## begin RECORDS FOR PROCESSING
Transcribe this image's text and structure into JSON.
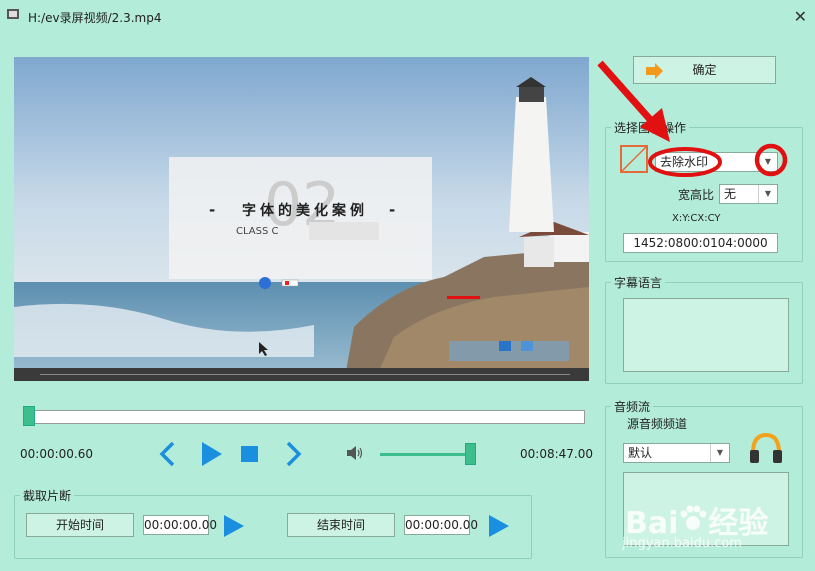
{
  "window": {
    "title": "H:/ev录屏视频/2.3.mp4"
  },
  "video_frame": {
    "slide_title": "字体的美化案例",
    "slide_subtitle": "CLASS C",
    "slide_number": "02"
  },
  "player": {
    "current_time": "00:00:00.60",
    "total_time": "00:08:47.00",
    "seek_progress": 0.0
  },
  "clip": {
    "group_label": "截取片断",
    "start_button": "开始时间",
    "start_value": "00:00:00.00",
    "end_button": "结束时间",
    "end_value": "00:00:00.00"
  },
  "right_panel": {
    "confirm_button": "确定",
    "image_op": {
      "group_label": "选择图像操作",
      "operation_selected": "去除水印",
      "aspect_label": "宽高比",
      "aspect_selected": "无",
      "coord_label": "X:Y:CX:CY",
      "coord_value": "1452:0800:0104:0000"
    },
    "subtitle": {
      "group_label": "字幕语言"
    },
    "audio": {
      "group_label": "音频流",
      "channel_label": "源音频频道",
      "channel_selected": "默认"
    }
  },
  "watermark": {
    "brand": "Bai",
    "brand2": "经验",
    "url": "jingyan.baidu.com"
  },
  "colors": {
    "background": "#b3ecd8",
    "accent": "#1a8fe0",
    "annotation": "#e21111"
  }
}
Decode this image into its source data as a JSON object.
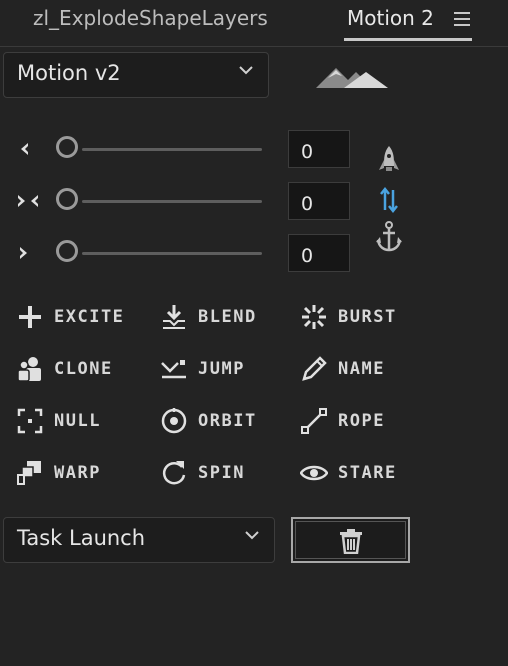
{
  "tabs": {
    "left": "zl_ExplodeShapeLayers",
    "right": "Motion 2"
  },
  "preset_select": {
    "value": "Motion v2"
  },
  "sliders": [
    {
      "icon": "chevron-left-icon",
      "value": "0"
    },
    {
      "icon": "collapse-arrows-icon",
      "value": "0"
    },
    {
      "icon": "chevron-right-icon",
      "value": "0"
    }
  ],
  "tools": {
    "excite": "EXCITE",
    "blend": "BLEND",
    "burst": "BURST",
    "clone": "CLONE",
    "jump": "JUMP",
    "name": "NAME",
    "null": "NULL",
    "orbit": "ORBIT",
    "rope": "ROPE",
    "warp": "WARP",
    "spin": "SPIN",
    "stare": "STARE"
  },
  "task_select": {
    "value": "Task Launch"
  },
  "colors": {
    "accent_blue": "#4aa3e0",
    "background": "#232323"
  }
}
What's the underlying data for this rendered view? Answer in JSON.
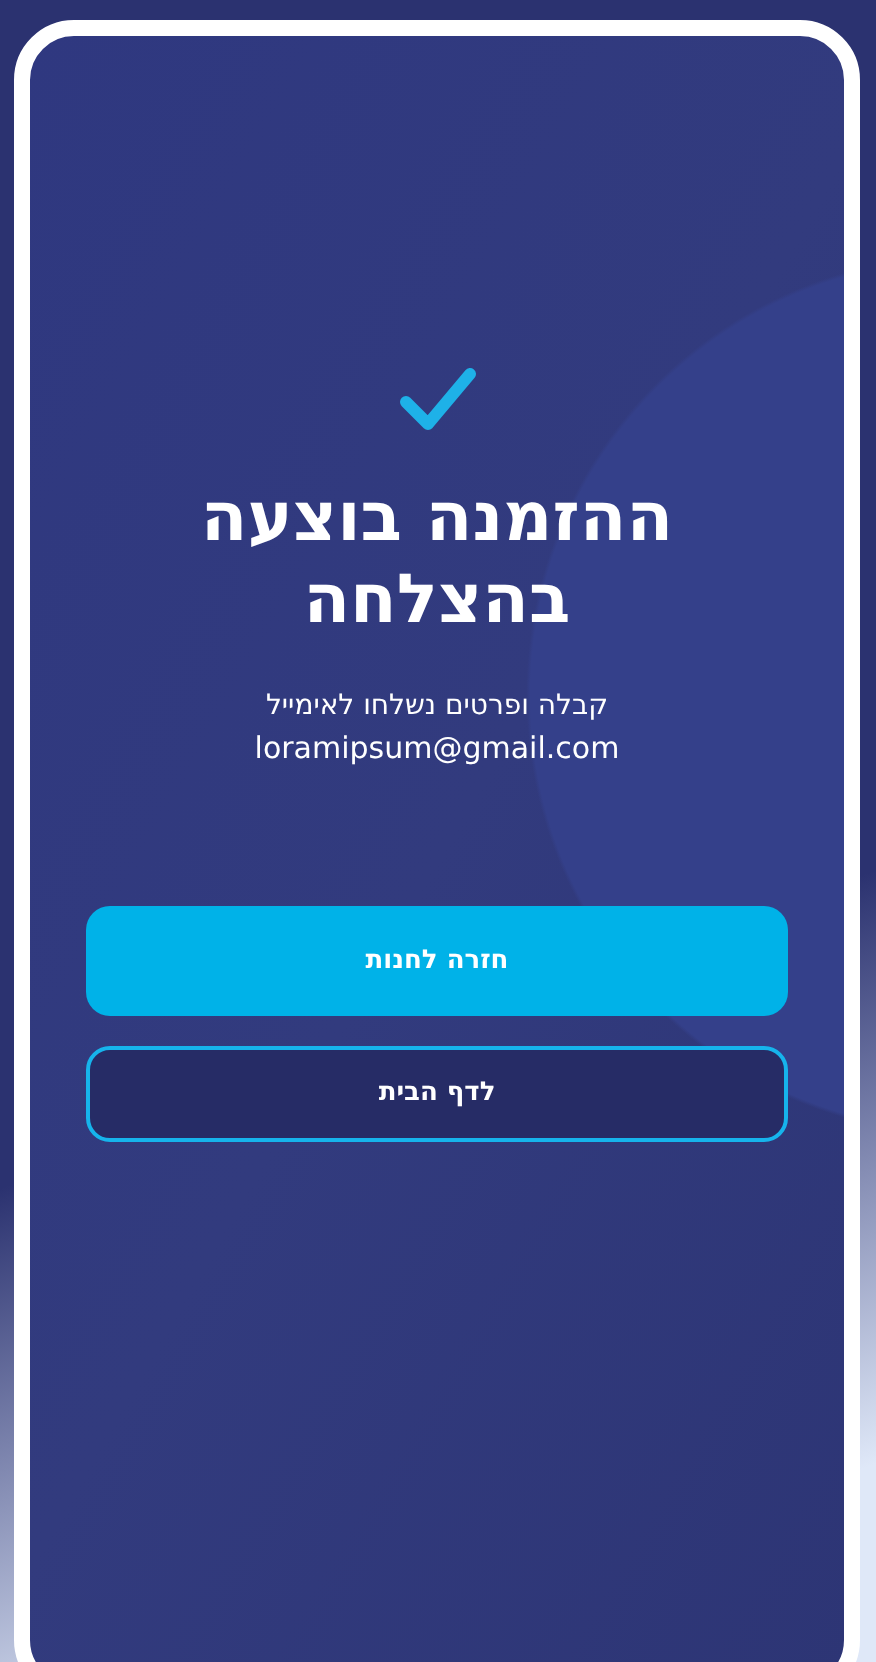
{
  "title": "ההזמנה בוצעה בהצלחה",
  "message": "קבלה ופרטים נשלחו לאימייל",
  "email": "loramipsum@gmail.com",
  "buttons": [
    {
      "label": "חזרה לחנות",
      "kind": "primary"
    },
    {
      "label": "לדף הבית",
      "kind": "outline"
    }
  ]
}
## end RECORDS FOR PROCESSING
WRITTEN PROBLEM: Write out all the entries exactly, except for the pictures.

SOLUTION FOR THIS PROBLEM:
Transcribe this image's text and structure into JSON.
{
  "window": {
    "title": "H:/ev录屏视频/2.3.mp4"
  },
  "video_frame": {
    "slide_title": "字体的美化案例",
    "slide_subtitle": "CLASS C",
    "slide_number": "02"
  },
  "player": {
    "current_time": "00:00:00.60",
    "total_time": "00:08:47.00",
    "seek_progress": 0.0
  },
  "clip": {
    "group_label": "截取片断",
    "start_button": "开始时间",
    "start_value": "00:00:00.00",
    "end_button": "结束时间",
    "end_value": "00:00:00.00"
  },
  "right_panel": {
    "confirm_button": "确定",
    "image_op": {
      "group_label": "选择图像操作",
      "operation_selected": "去除水印",
      "aspect_label": "宽高比",
      "aspect_selected": "无",
      "coord_label": "X:Y:CX:CY",
      "coord_value": "1452:0800:0104:0000"
    },
    "subtitle": {
      "group_label": "字幕语言"
    },
    "audio": {
      "group_label": "音频流",
      "channel_label": "源音频频道",
      "channel_selected": "默认"
    }
  },
  "watermark": {
    "brand": "Bai",
    "brand2": "经验",
    "url": "jingyan.baidu.com"
  },
  "colors": {
    "background": "#b3ecd8",
    "accent": "#1a8fe0",
    "annotation": "#e21111"
  }
}
Decode this image into its source data as a JSON object.
{
  "tabs": {
    "left": "zl_ExplodeShapeLayers",
    "right": "Motion 2"
  },
  "preset_select": {
    "value": "Motion v2"
  },
  "sliders": [
    {
      "icon": "chevron-left-icon",
      "value": "0"
    },
    {
      "icon": "collapse-arrows-icon",
      "value": "0"
    },
    {
      "icon": "chevron-right-icon",
      "value": "0"
    }
  ],
  "tools": {
    "excite": "EXCITE",
    "blend": "BLEND",
    "burst": "BURST",
    "clone": "CLONE",
    "jump": "JUMP",
    "name": "NAME",
    "null": "NULL",
    "orbit": "ORBIT",
    "rope": "ROPE",
    "warp": "WARP",
    "spin": "SPIN",
    "stare": "STARE"
  },
  "task_select": {
    "value": "Task Launch"
  },
  "colors": {
    "accent_blue": "#4aa3e0",
    "background": "#232323"
  }
}
What's the underlying data for this rendered view? Answer in JSON.
{
  "title": "ההזמנה בוצעה בהצלחה",
  "message": "קבלה ופרטים נשלחו לאימייל",
  "email": "loramipsum@gmail.com",
  "buttons": [
    {
      "label": "חזרה לחנות",
      "kind": "primary"
    },
    {
      "label": "לדף הבית",
      "kind": "outline"
    }
  ]
}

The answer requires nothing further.